- _What you will do_:
A: Answer these questions from the shrimp-breeding thread, one per line:
(i) What does the first poster feed the shrimp?
(ii) About how often does the first poster put their hands in the tank?
(iii) Around what age does the reply give for shrimp to breed?
B: For each statement, say whether it agrees with the shrimp-breeding thread, and quote the words that decide it:
(i) The first poster has kept the shrimp for several months.
(ii) The first poster checks the water with a master test kit.
(iii) The reply recommends moving the shrimp into a larger tank.
C: Continue the shrimp-breeding thread, beginning after its last sentence.

## START Text extract

# Trying to breed shrimp



## MassiveDynamic (Apr 2, 2015)

Hi, I'm trying to breed my dream blue shrimp. I have about 10 in a 50 gallon tank. (I should have 15, but I either can't see them, or they died. 5 of them are culls I bought online, and I think they might've died out of simply being too weak. The other 10 were the real deal and they're much more active than the culls. You get what you pay for I guess) 

How long do they take to breed once they're in a tank? (I've had mine for a few weeks and none of them are berried) The water quality is fine (master test kit), they have plants to hide in, and I feed them zucchinis and algae pellets. 

My worry is that they get stressed out because I put my hands in the tank every 3 days or so to move plants or to clean the sponge filters. 

Please advise! Am I missing something? Thank you all!!!


----------



## sumo82 (Sep 18, 2006)

You're fine. They need to be adults to breed. Most likely you have juveniles. They need to be a few months old to breed. I think around 5 -6 months old. That's a huge tank for 10 shrimp btw. Good luck. I would move them to a smaller tank for now if you can so you can see them more.

## END Text extract
## START Supplied data

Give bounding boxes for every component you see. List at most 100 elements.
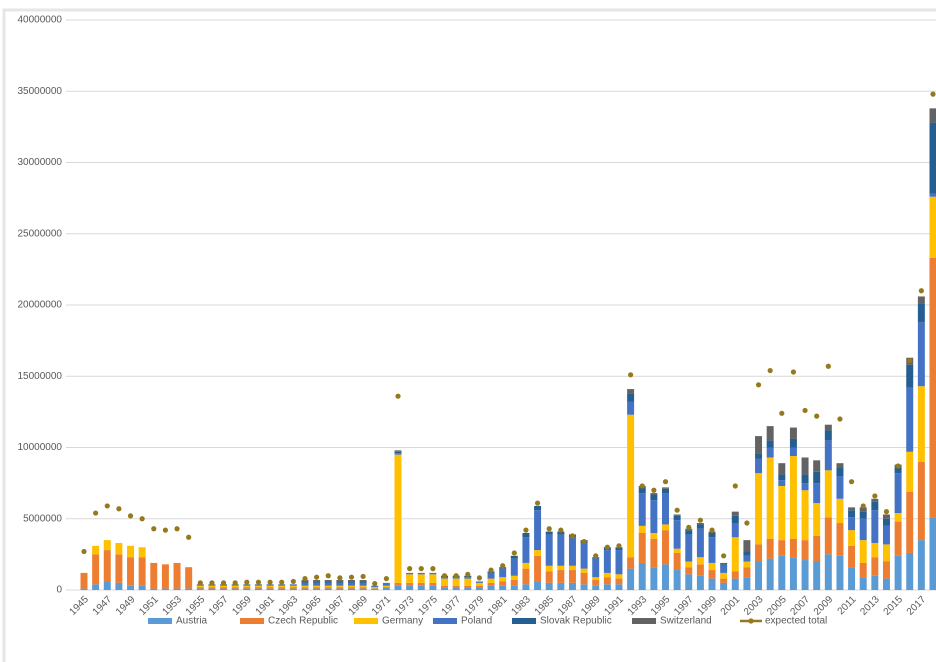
total-marker	[174, 526, 180, 532]
frame	[2, 8, 936, 662]
bar-segment	[871, 501, 879, 511]
bar-segment	[534, 555, 542, 582]
bar-segment	[522, 533, 530, 538]
total-marker	[697, 517, 703, 523]
bar-segment	[743, 555, 751, 562]
bar-segment	[394, 453, 402, 455]
total-marker	[476, 575, 483, 581]
bar-segment	[417, 582, 425, 586]
total-marker	[127, 513, 134, 519]
total-marker	[825, 363, 831, 369]
bar-segment	[138, 585, 146, 590]
bar-segment	[731, 571, 739, 579]
bar-segment	[464, 587, 472, 590]
bar-segment	[848, 510, 856, 518]
bar-segment	[359, 580, 367, 582]
bar-segment	[615, 547, 623, 551]
bar-segment	[429, 585, 437, 590]
bar-segment	[313, 582, 321, 586]
bar-segment	[882, 544, 890, 562]
bar-segment	[766, 440, 774, 448]
bar-segment	[289, 585, 297, 588]
bar-segment	[313, 587, 321, 589]
total-marker	[732, 483, 738, 489]
bar-segment	[348, 581, 355, 583]
total-marker	[709, 527, 715, 533]
y-tick-label: 40000000	[18, 15, 63, 26]
bar-segment	[220, 588, 228, 590]
total-marker	[628, 372, 634, 378]
total-marker	[279, 579, 285, 585]
bar-segment	[103, 581, 111, 590]
bar-segment	[720, 565, 728, 573]
bar-segment	[324, 585, 332, 588]
bar-segment	[522, 562, 530, 569]
bar-segment	[278, 587, 286, 589]
bar-segment	[382, 587, 390, 590]
bar-segment	[696, 523, 704, 525]
bar-segment	[301, 587, 309, 589]
bar-segment	[278, 584, 286, 586]
bar-segment	[394, 582, 402, 586]
bar-segment	[510, 575, 518, 581]
bar-segment	[929, 122, 936, 194]
bar-segment	[359, 587, 367, 589]
bar-segment	[755, 458, 763, 474]
bar-segment	[568, 565, 576, 571]
total-marker	[267, 579, 273, 585]
bar-segment	[348, 588, 355, 590]
bar-segment	[894, 521, 902, 556]
bar-segment	[557, 570, 565, 583]
bar-segment	[371, 587, 379, 589]
bar-segment	[510, 555, 518, 559]
bar-segment	[313, 585, 321, 588]
bar-segment	[627, 568, 635, 590]
bar-segment	[324, 580, 332, 582]
bar-segment	[441, 578, 449, 586]
bar-segment	[917, 461, 925, 541]
bar-segment	[720, 572, 728, 579]
total-marker	[895, 463, 901, 469]
legend-swatch	[632, 618, 656, 624]
bar-segment	[475, 585, 483, 588]
bar-segment	[650, 538, 658, 568]
bar-segment	[359, 585, 367, 588]
total-marker	[383, 576, 389, 582]
bar-segment	[464, 577, 472, 579]
bar-segment	[452, 585, 460, 588]
bar-segment	[871, 575, 879, 590]
total-marker	[418, 566, 424, 572]
total-marker	[569, 533, 576, 539]
total-marker	[767, 367, 773, 374]
bar-segment	[894, 473, 902, 514]
bar-segment	[289, 584, 297, 586]
total-marker	[395, 393, 401, 399]
bar-segment	[627, 389, 635, 394]
bar-segment	[859, 540, 867, 563]
bar-segment	[534, 505, 542, 511]
bar-segment	[778, 485, 786, 541]
bar-segment	[127, 545, 135, 558]
legend-marker	[748, 618, 754, 624]
bar-segment	[627, 557, 635, 569]
bar-segment	[824, 470, 832, 518]
bar-segment	[696, 564, 704, 576]
bar-segment	[871, 542, 879, 558]
y-tick-label: 20000000	[18, 300, 63, 311]
bar-segment	[673, 520, 681, 549]
bar-segment	[650, 493, 658, 495]
legend-swatch	[433, 618, 457, 624]
bar-segment	[720, 582, 728, 590]
bar-segment	[650, 500, 658, 533]
bar-segment	[534, 550, 542, 556]
bar-segment	[196, 587, 204, 589]
bar-segment	[289, 588, 297, 590]
bar-segment	[859, 577, 867, 590]
bar-segment	[254, 585, 262, 588]
bar-segment	[382, 582, 390, 586]
bar-segment	[848, 507, 856, 511]
bar-segment	[80, 572, 88, 589]
bar-segment	[801, 490, 809, 541]
total-marker	[837, 416, 843, 422]
bar-segment	[464, 578, 472, 586]
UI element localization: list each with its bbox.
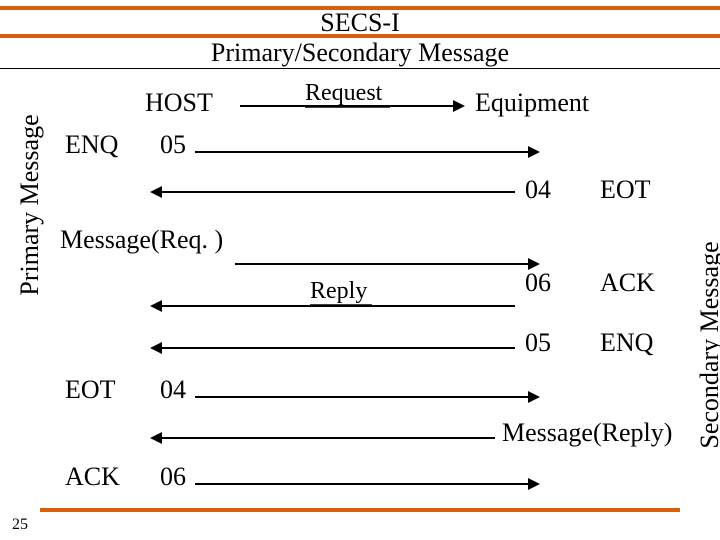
arrow-msgreply-left	[150, 430, 495, 446]
left-side-label: Primary Message	[15, 105, 45, 305]
code-04-bottom: 04	[160, 375, 186, 405]
enq-right-label: ENQ	[600, 328, 653, 358]
ack-right-label: ACK	[600, 268, 655, 298]
arrow-msgreq-right	[235, 256, 540, 272]
request-underline	[305, 106, 390, 108]
code-06-top: 06	[525, 268, 551, 298]
rule-thin	[0, 68, 720, 69]
ack-left-label: ACK	[65, 462, 120, 492]
eot-right-label: EOT	[600, 175, 651, 205]
host-label: HOST	[145, 88, 213, 118]
code-06-bottom: 06	[160, 462, 186, 492]
reply-underline	[310, 304, 372, 306]
arrow-enq2-left	[150, 340, 515, 356]
eot-left-label: EOT	[65, 375, 116, 405]
code-05-bottom: 05	[525, 328, 551, 358]
reply-label: Reply	[310, 278, 367, 305]
right-side-label: Secondary Message	[695, 225, 720, 465]
arrow-ack2-right	[195, 476, 540, 492]
footer-rule	[40, 508, 680, 512]
page-title-line1: SECS-I	[0, 8, 720, 38]
page-number: 25	[12, 516, 28, 534]
code-05-top: 05	[160, 130, 186, 160]
arrow-enq-right	[195, 144, 540, 160]
equipment-label: Equipment	[475, 88, 589, 118]
request-label: Request	[305, 80, 382, 107]
message-req-label: Message(Req. )	[60, 225, 223, 255]
arrow-eot-left	[150, 184, 515, 200]
enq-left-label: ENQ	[65, 130, 118, 160]
message-reply-label: Message(Reply)	[502, 418, 672, 448]
page-title-line2: Primary/Secondary Message	[0, 38, 720, 68]
arrow-eot2-right	[195, 389, 540, 405]
code-04-top: 04	[525, 175, 551, 205]
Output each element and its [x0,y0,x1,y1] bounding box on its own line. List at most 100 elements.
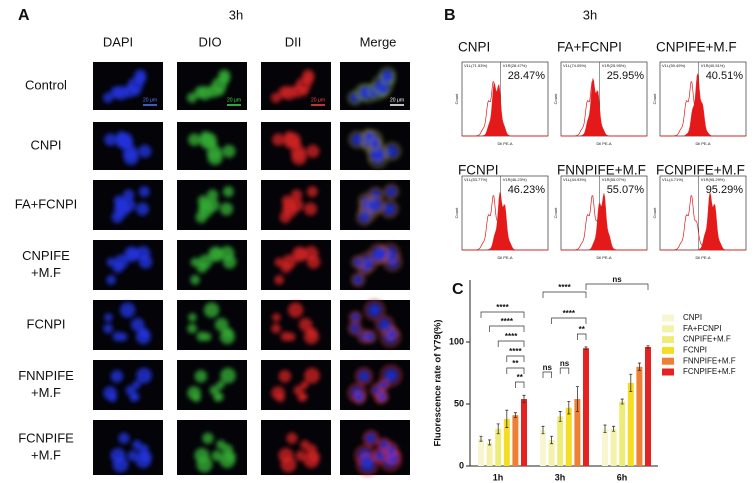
y-axis-label: Count [454,207,459,219]
panel-label: A [18,7,30,24]
nucleus [366,433,376,444]
nucleus [198,254,213,269]
histogram-control [561,195,647,251]
error-bar [567,401,571,415]
nucleus [272,133,285,146]
plot-frame [659,175,747,251]
nucleus [203,302,220,318]
error-bar [496,423,500,435]
x-axis-label: Dil PE-A [497,255,512,260]
nucleus [186,92,198,103]
bar [645,346,651,466]
bar [486,442,493,466]
nucleus [102,92,114,103]
cells [194,432,236,473]
gate-label: V1L(59.49%) [662,63,686,68]
legend-label: FCNPI [683,346,707,355]
nucleus [278,370,292,383]
y-axis-label: Count [652,93,657,105]
cells [272,131,320,166]
significance-label: ns [560,359,570,368]
nucleus [124,246,140,262]
micrograph: 20 μm [261,62,331,110]
nucleus [354,258,363,267]
nucleus [302,69,315,82]
nucleus [383,203,396,215]
percent-label: 55.07% [607,184,645,196]
nucleus [106,275,116,285]
panel-label: C [452,281,464,298]
nucleus [307,327,318,338]
cells [190,246,237,285]
nucleus [136,367,152,384]
membrane [380,200,399,219]
membrane [368,137,383,151]
significance-label: **** [563,309,576,318]
row-label: Control [25,77,67,92]
nucleus [300,440,310,450]
nucleus [207,139,218,149]
cells [188,131,236,166]
error-bar [575,386,579,412]
percent-label: 25.95% [607,70,645,82]
nucleus [367,303,382,317]
significance-bracket [497,340,525,347]
error-bar [488,439,492,446]
nucleus [122,189,135,201]
error-bar [522,394,526,404]
nucleus [270,92,282,103]
cells [187,302,235,345]
scale-bar-label: 20 μm [227,97,241,103]
nucleus [130,317,145,332]
cells [351,243,402,287]
gate-label: V1R(28.47%) [503,63,528,68]
legend-swatch [662,336,674,344]
cells [347,365,402,405]
scale-bar-label: 20 μm [143,97,157,103]
panel-label: B [444,7,456,24]
nucleus [209,385,220,396]
histogram-control [462,195,548,251]
cells [195,186,234,224]
nucleus [216,380,225,390]
nucleus [306,186,318,198]
nucleus [205,198,220,212]
legend-label: CNPI [683,313,702,322]
plot-title: CNPIFE+M.F [656,40,737,55]
cells [348,299,401,347]
nucleus [379,440,389,449]
micrograph [340,420,410,476]
nucleus [379,381,388,389]
gate-label: V1L(4.71%) [662,177,684,182]
x-axis-label: Dil PE-A [497,141,512,146]
nucleus [123,139,134,149]
row-label: +M.F [31,265,61,280]
percent-label: 46.23% [508,184,546,196]
micrograph: 20 μm [177,62,247,110]
significance-bracket [559,367,570,374]
plot-title: FCNPIFE+M.F [656,163,745,178]
legend-label: FCNPIFE+M.F [683,367,736,376]
nucleus [214,317,229,332]
nucleus [382,70,393,81]
membrane [356,209,373,226]
nucleus [280,456,297,473]
cells [347,67,396,106]
cells [103,302,151,345]
nucleus [202,332,212,342]
nucleus [187,323,197,334]
image-background [340,420,410,475]
nucleus [112,456,129,473]
legend-swatch [662,368,674,376]
error-bar [629,373,633,392]
bar [521,399,527,466]
plot-title: FNNPIFE+M.F [557,163,646,178]
nucleus [195,211,208,224]
nucleus [351,313,360,322]
micrograph [93,122,163,170]
row-label: FCNPI [27,316,66,331]
y-tick-label: 100 [449,336,464,346]
column-header: Merge [360,34,397,49]
nucleus [134,69,147,82]
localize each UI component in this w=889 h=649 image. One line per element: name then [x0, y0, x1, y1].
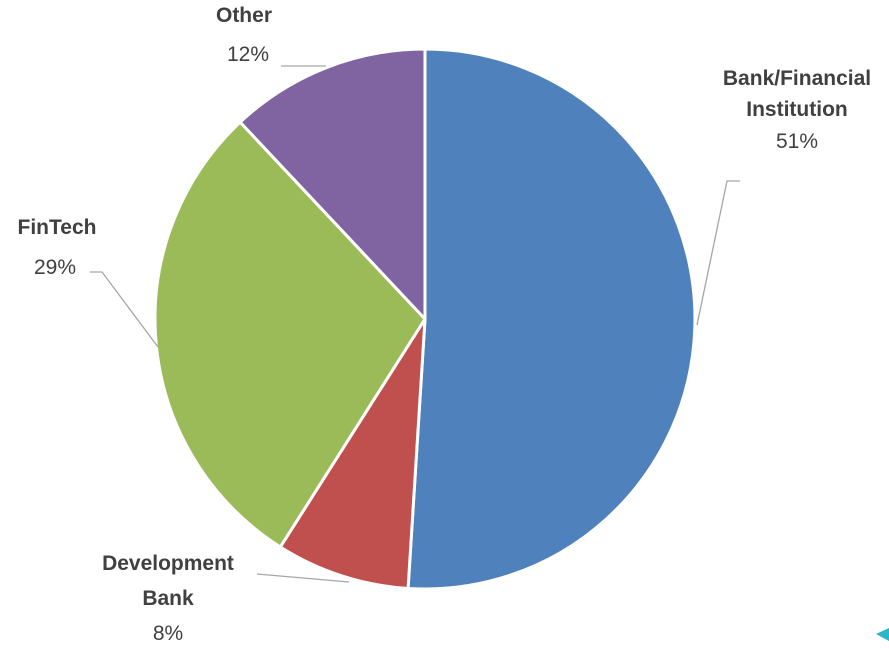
label-development-bank-line2: Bank: [142, 587, 194, 610]
pie-slice-other: [238, 47, 427, 321]
label-bank-line2: Institution: [746, 98, 847, 121]
pie-slice-bank-financial-institution: [406, 47, 697, 591]
label-other: Other: [216, 4, 272, 27]
label-bank-line1: Bank/Financial: [723, 67, 871, 90]
value-other: 12%: [227, 43, 269, 66]
label-development-bank-line1: Development: [102, 552, 234, 575]
leader-line-fintech: [90, 271, 159, 348]
leader-lines: [90, 65, 740, 583]
label-fintech: FinTech: [18, 216, 97, 239]
leader-line-bank: [696, 180, 740, 326]
value-fintech: 29%: [34, 256, 76, 279]
pie-slice-development-bank: [278, 317, 427, 590]
pie-slices: [153, 47, 697, 591]
value-bank: 51%: [776, 130, 818, 153]
value-development-bank: 8%: [153, 622, 183, 645]
leader-line-development-bank: [256, 573, 350, 583]
corner-triangle-marker: [876, 628, 889, 641]
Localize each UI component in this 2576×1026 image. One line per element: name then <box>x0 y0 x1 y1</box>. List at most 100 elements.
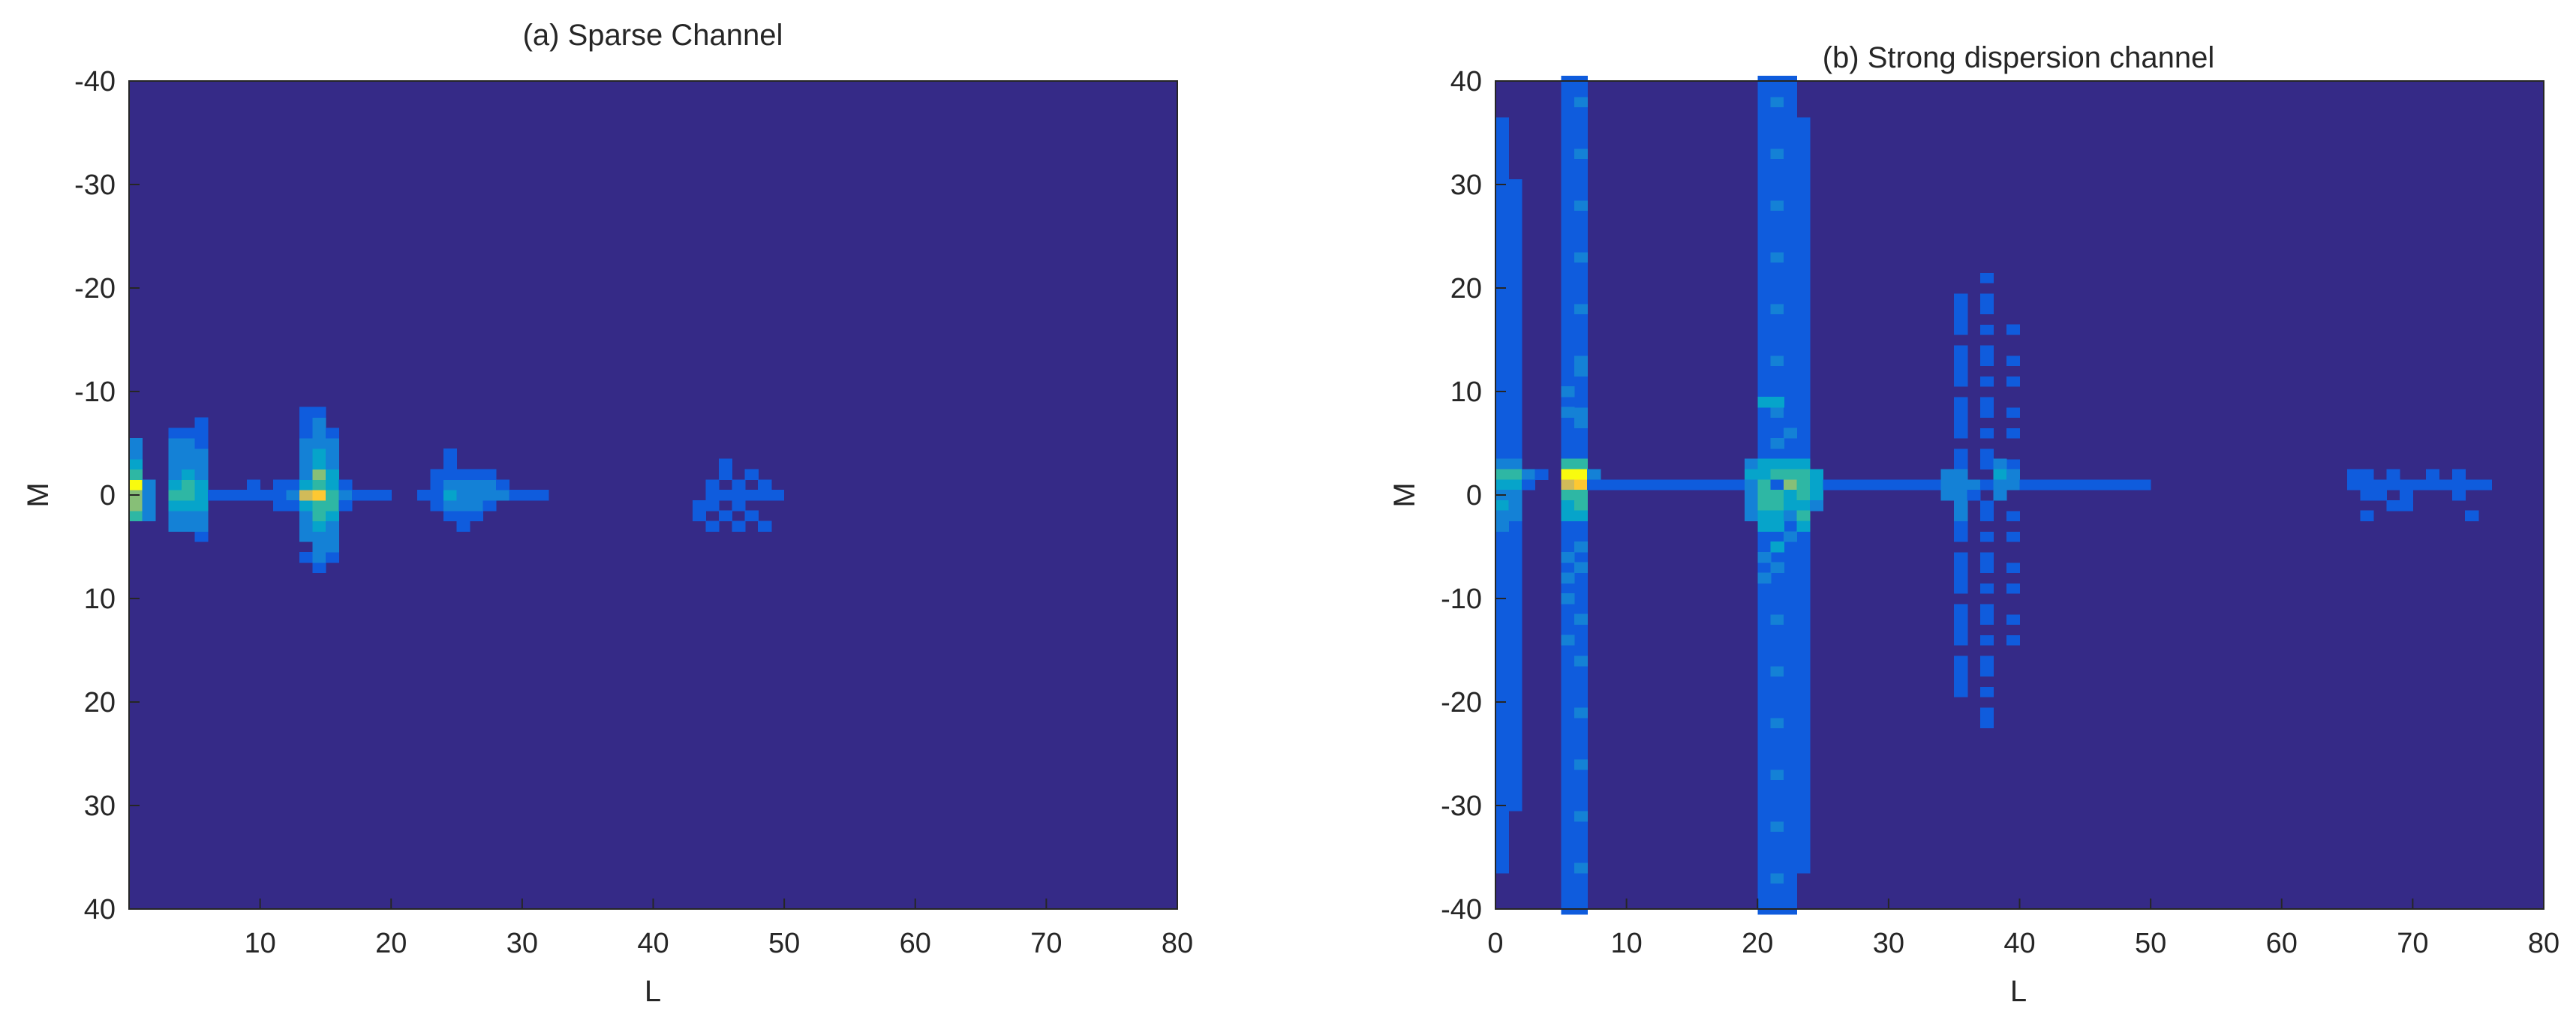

## END Supplied data

- _The responses_:
A:
(i) Zucchinis and algae pellets.
(ii) Every 3 days or so.
(iii) Around 5–6 months old.

B:
(i) No: "I've had mine for a few weeks and none of them are berried"
(ii) Yes: "The water quality is fine (master test kit)"
(iii) No: "I would move them to a smaller tank for now if you can so you can see them more."

C:
----------



## trit0n2003 (Nov 29, 2011)

If everything is in check, patience is all you need. Once they are old enough and are acclimated to your water conditions. They will breed 

Your tank seems just fine for shrimp breeding. Warmer temps will help them grow/breed faster. 

PS - Do you dose fertilizers? If so, which kind? Some fertz contain compounds that will bring breeding to a halt.


----------



## Badlands54 (Dec 31, 2012)

That is also a big tank for them to find each other. Is there any fish in that tank that could be stressing them?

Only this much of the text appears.